(Figure content listings)
>> start

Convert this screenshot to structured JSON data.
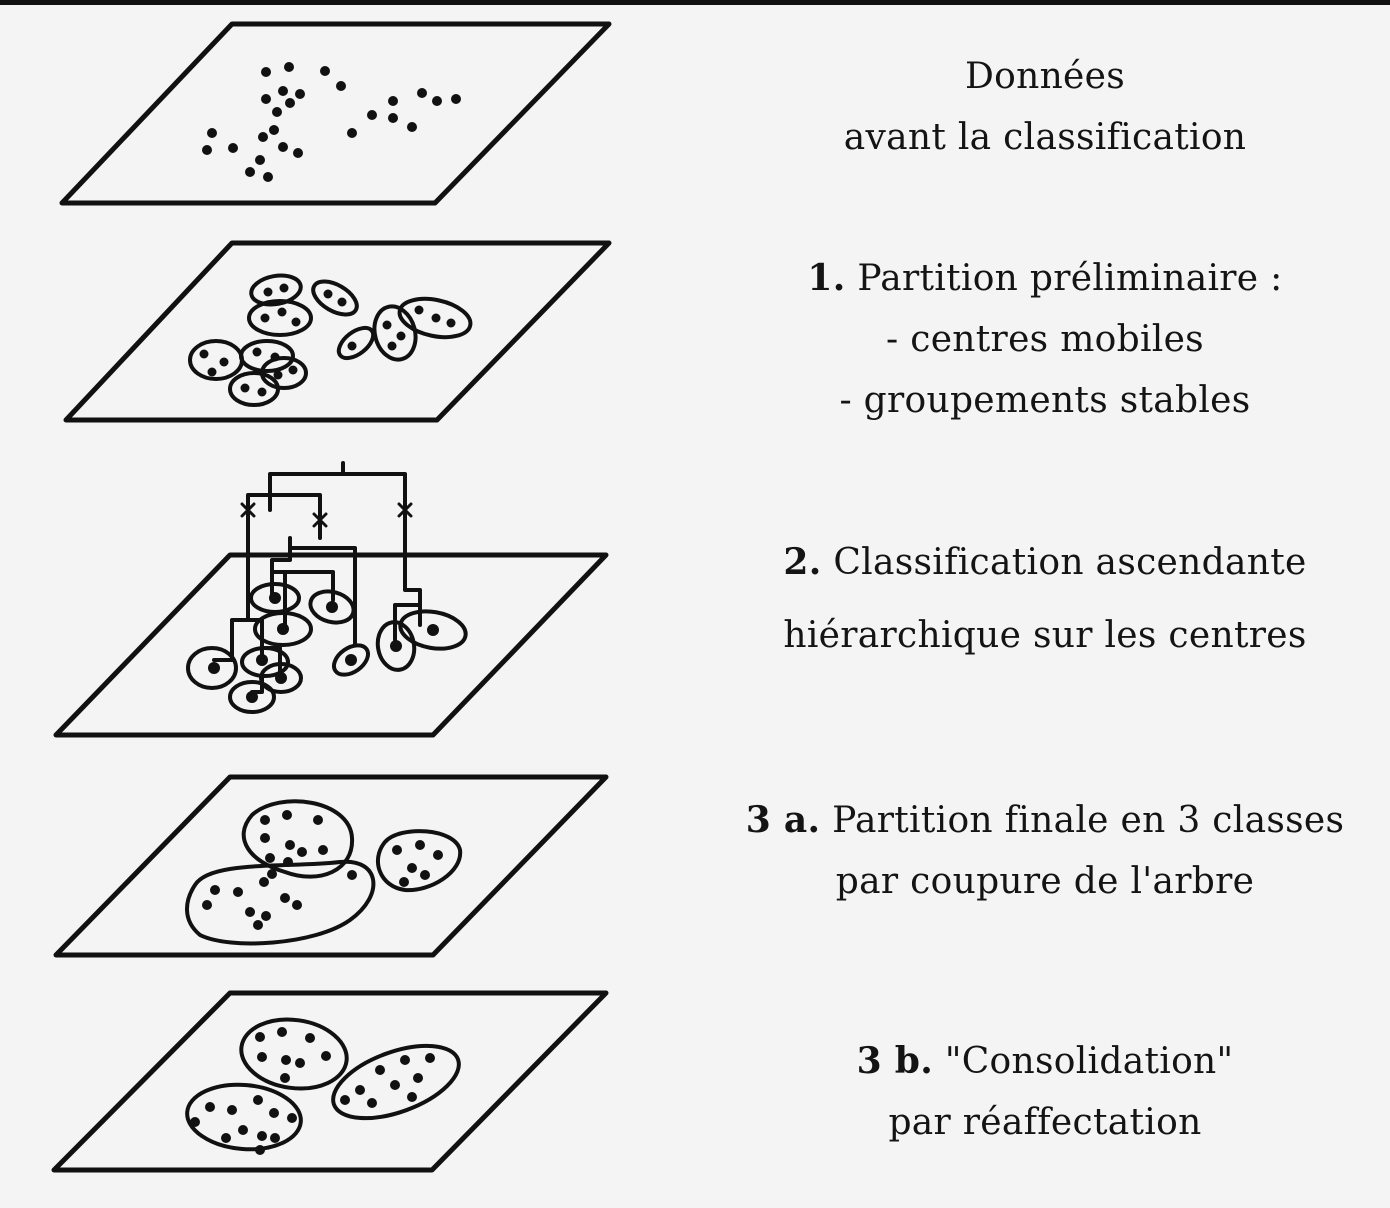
{
  "steps": [
    {
      "lines": [
        {
          "num": "",
          "text": "Données"
        },
        {
          "num": "",
          "text": "avant la classification"
        }
      ]
    },
    {
      "lines": [
        {
          "num": "1.",
          "text": " Partition préliminaire :"
        },
        {
          "num": "",
          "text": "- centres mobiles"
        },
        {
          "num": "",
          "text": "- groupements stables"
        }
      ]
    },
    {
      "lines": [
        {
          "num": "2.",
          "text": " Classification ascendante"
        },
        {
          "num": "",
          "text": "hiérarchique sur les centres"
        }
      ]
    },
    {
      "lines": [
        {
          "num": "3 a.",
          "text": " Partition finale en 3 classes"
        },
        {
          "num": "",
          "text": "par coupure de l'arbre"
        }
      ]
    },
    {
      "lines": [
        {
          "num": "3 b.",
          "text": " \"Consolidation\""
        },
        {
          "num": "",
          "text": "par réaffectation"
        }
      ]
    }
  ],
  "colors": {
    "ink": "#111111",
    "background": "#f4f4f4"
  }
}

>> end

*Task details*.
List all lines in the material containing the string "centres".

*Solution to this problem*.
          "text": "- centres mobiles"
          "text": "hiérarchique sur les centres"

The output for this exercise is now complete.